══ SUPPLIED MATERIAL ══

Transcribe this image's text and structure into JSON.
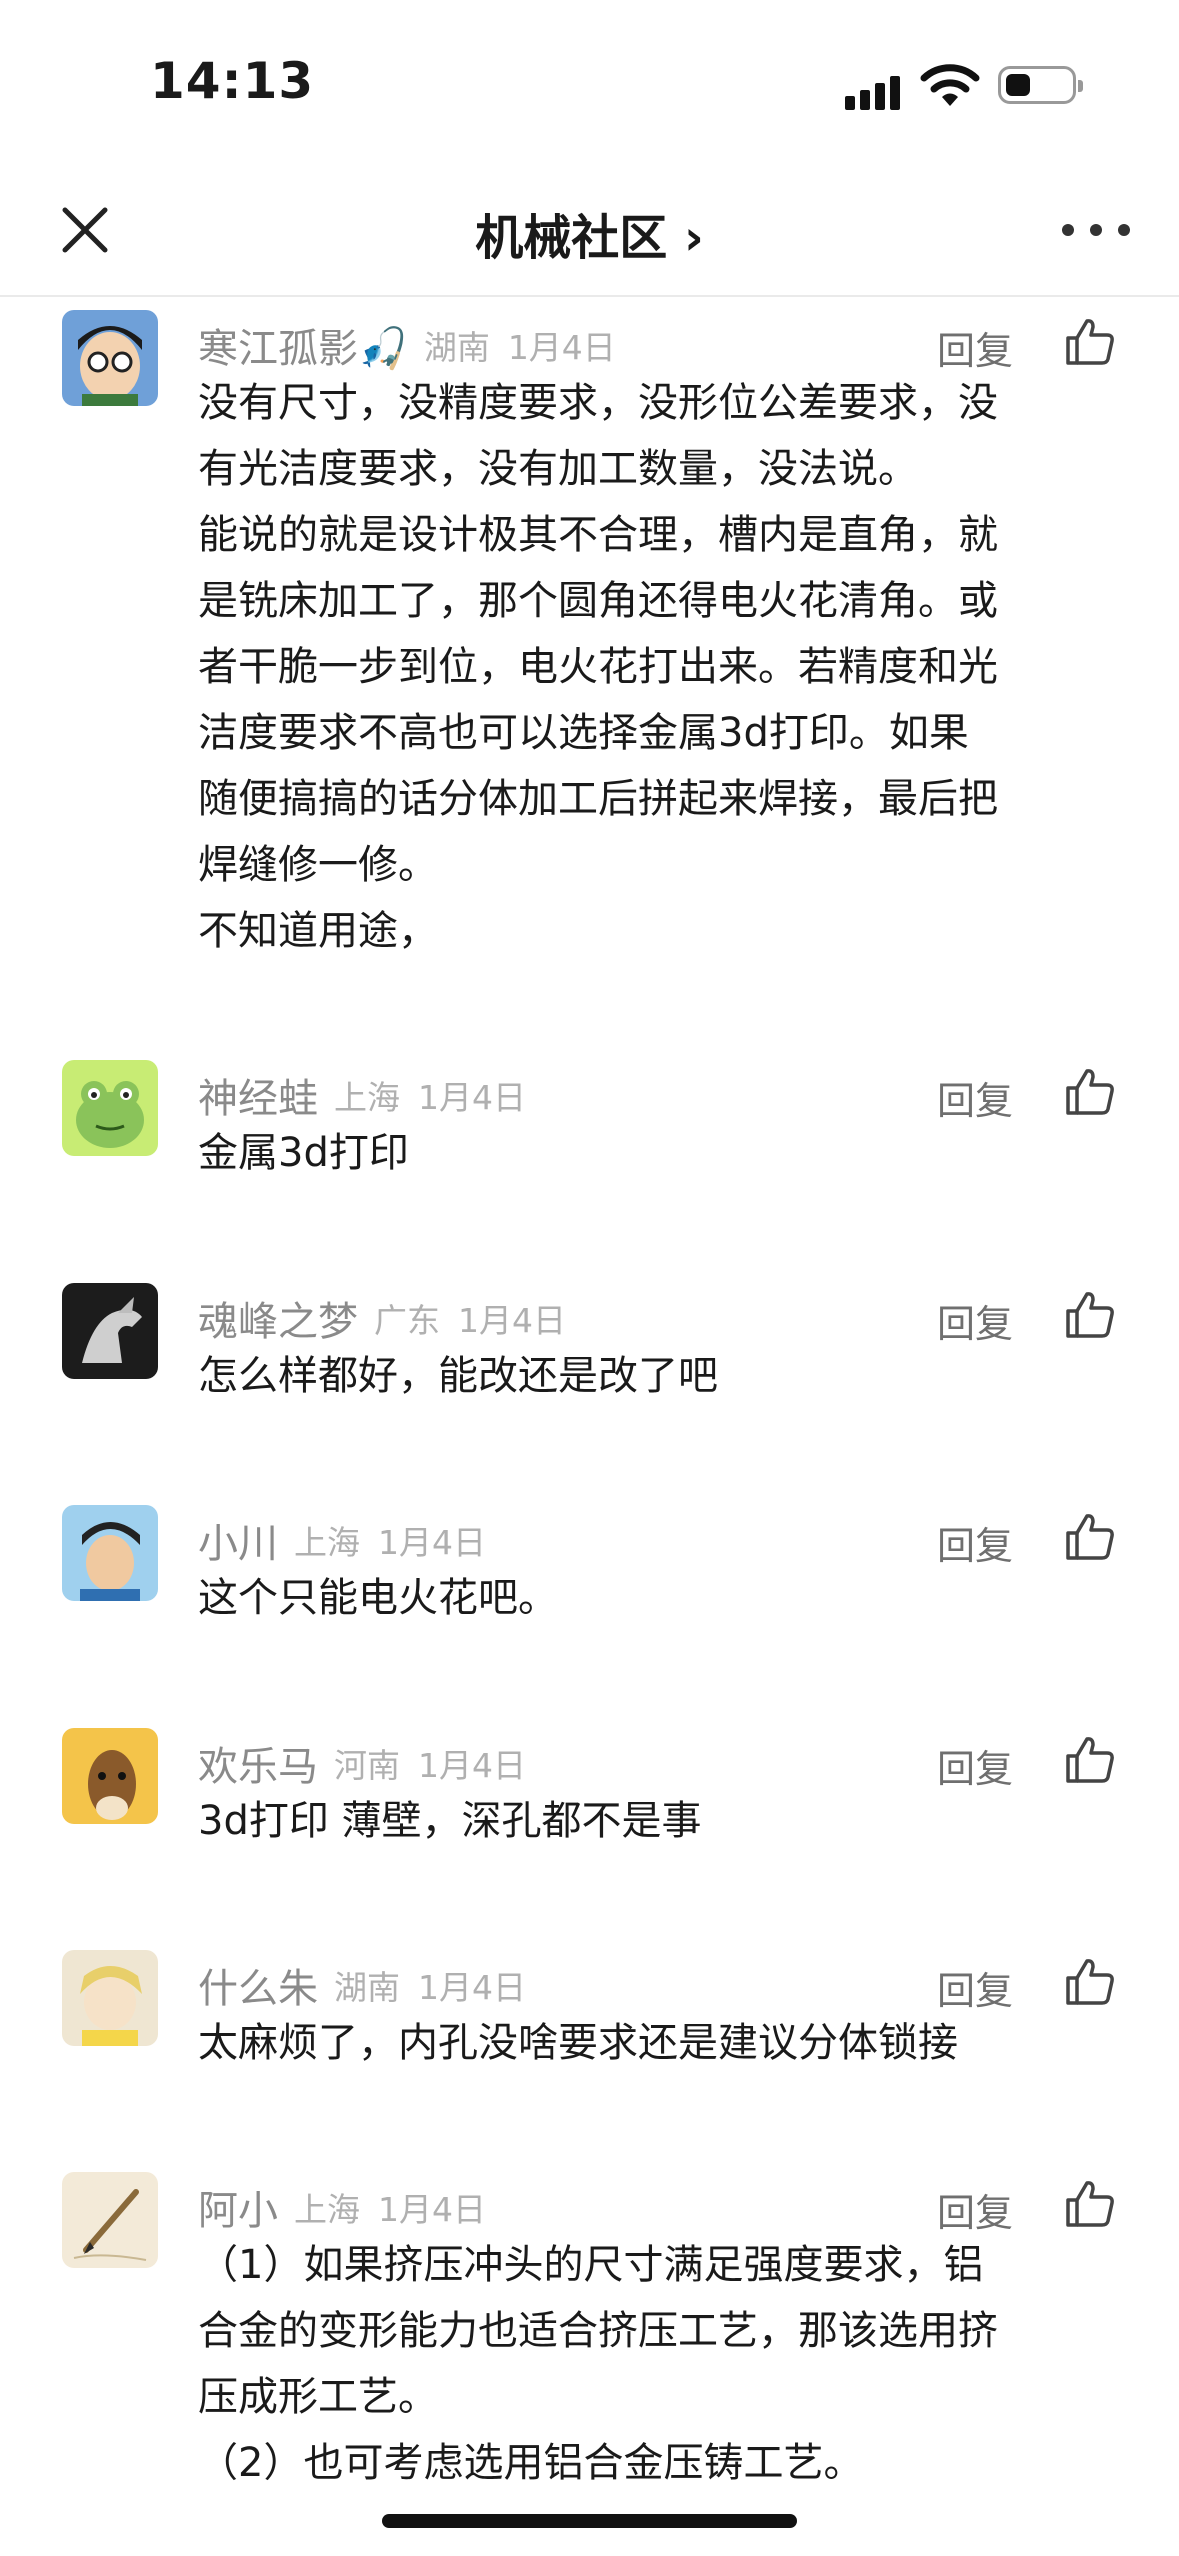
{
  "status_bar": {
    "time": "14:13"
  },
  "nav": {
    "title": "机械社区 ›"
  },
  "comments": [
    {
      "username": "寒江孤影🎣",
      "region": "湖南",
      "date": "1月4日",
      "reply_label": "回复",
      "lines": [
        "没有尺寸，没精度要求，没形位公差要求，没",
        "有光洁度要求，没有加工数量，没法说。",
        "能说的就是设计极其不合理，槽内是直角，就",
        "是铣床加工了，那个圆角还得电火花清角。或",
        "者干脆一步到位，电火花打出来。若精度和光",
        "洁度要求不高也可以选择金属3d打印。如果",
        "随便搞搞的话分体加工后拼起来焊接，最后把",
        "焊缝修一修。",
        "不知道用途，"
      ]
    },
    {
      "username": "神经蛙",
      "region": "上海",
      "date": "1月4日",
      "reply_label": "回复",
      "lines": [
        "金属3d打印"
      ]
    },
    {
      "username": "魂峰之梦",
      "region": "广东",
      "date": "1月4日",
      "reply_label": "回复",
      "lines": [
        "怎么样都好，能改还是改了吧"
      ]
    },
    {
      "username": "小川",
      "region": "上海",
      "date": "1月4日",
      "reply_label": "回复",
      "lines": [
        "这个只能电火花吧。"
      ]
    },
    {
      "username": "欢乐马",
      "region": "河南",
      "date": "1月4日",
      "reply_label": "回复",
      "lines": [
        "3d打印 薄壁，深孔都不是事"
      ]
    },
    {
      "username": "什么朱",
      "region": "湖南",
      "date": "1月4日",
      "reply_label": "回复",
      "lines": [
        "太麻烦了，内孔没啥要求还是建议分体锁接"
      ]
    },
    {
      "username": "阿小",
      "region": "上海",
      "date": "1月4日",
      "reply_label": "回复",
      "lines": [
        "（1）如果挤压冲头的尺寸满足强度要求，铝",
        "合金的变形能力也适合挤压工艺，那该选用挤",
        "压成形工艺。",
        "（2）也可考虑选用铝合金压铸工艺。"
      ]
    }
  ],
  "icons": {
    "close": "close-icon",
    "more": "more-icon",
    "like": "thumbs-up-icon",
    "chevron": "chevron-right-icon"
  },
  "colors": {
    "meta_gray": "#8a8a8a",
    "light_gray": "#b0b0b0",
    "text": "#1a1a1a"
  }
}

═══

Reproduce the material word for word. Any pictures should be left out of the copy.

▸ **WORKED ANSWER**:
Transcribe this image's text and structure into JSON.
{
  "status_bar": {
    "time": "14:13"
  },
  "nav": {
    "title": "机械社区 ›"
  },
  "comments": [
    {
      "username": "寒江孤影🎣",
      "region": "湖南",
      "date": "1月4日",
      "reply_label": "回复",
      "lines": [
        "没有尺寸，没精度要求，没形位公差要求，没",
        "有光洁度要求，没有加工数量，没法说。",
        "能说的就是设计极其不合理，槽内是直角，就",
        "是铣床加工了，那个圆角还得电火花清角。或",
        "者干脆一步到位，电火花打出来。若精度和光",
        "洁度要求不高也可以选择金属3d打印。如果",
        "随便搞搞的话分体加工后拼起来焊接，最后把",
        "焊缝修一修。",
        "不知道用途，"
      ]
    },
    {
      "username": "神经蛙",
      "region": "上海",
      "date": "1月4日",
      "reply_label": "回复",
      "lines": [
        "金属3d打印"
      ]
    },
    {
      "username": "魂峰之梦",
      "region": "广东",
      "date": "1月4日",
      "reply_label": "回复",
      "lines": [
        "怎么样都好，能改还是改了吧"
      ]
    },
    {
      "username": "小川",
      "region": "上海",
      "date": "1月4日",
      "reply_label": "回复",
      "lines": [
        "这个只能电火花吧。"
      ]
    },
    {
      "username": "欢乐马",
      "region": "河南",
      "date": "1月4日",
      "reply_label": "回复",
      "lines": [
        "3d打印 薄壁，深孔都不是事"
      ]
    },
    {
      "username": "什么朱",
      "region": "湖南",
      "date": "1月4日",
      "reply_label": "回复",
      "lines": [
        "太麻烦了，内孔没啥要求还是建议分体锁接"
      ]
    },
    {
      "username": "阿小",
      "region": "上海",
      "date": "1月4日",
      "reply_label": "回复",
      "lines": [
        "（1）如果挤压冲头的尺寸满足强度要求，铝",
        "合金的变形能力也适合挤压工艺，那该选用挤",
        "压成形工艺。",
        "（2）也可考虑选用铝合金压铸工艺。"
      ]
    }
  ],
  "icons": {
    "close": "close-icon",
    "more": "more-icon",
    "like": "thumbs-up-icon",
    "chevron": "chevron-right-icon"
  },
  "colors": {
    "meta_gray": "#8a8a8a",
    "light_gray": "#b0b0b0",
    "text": "#1a1a1a"
  }
}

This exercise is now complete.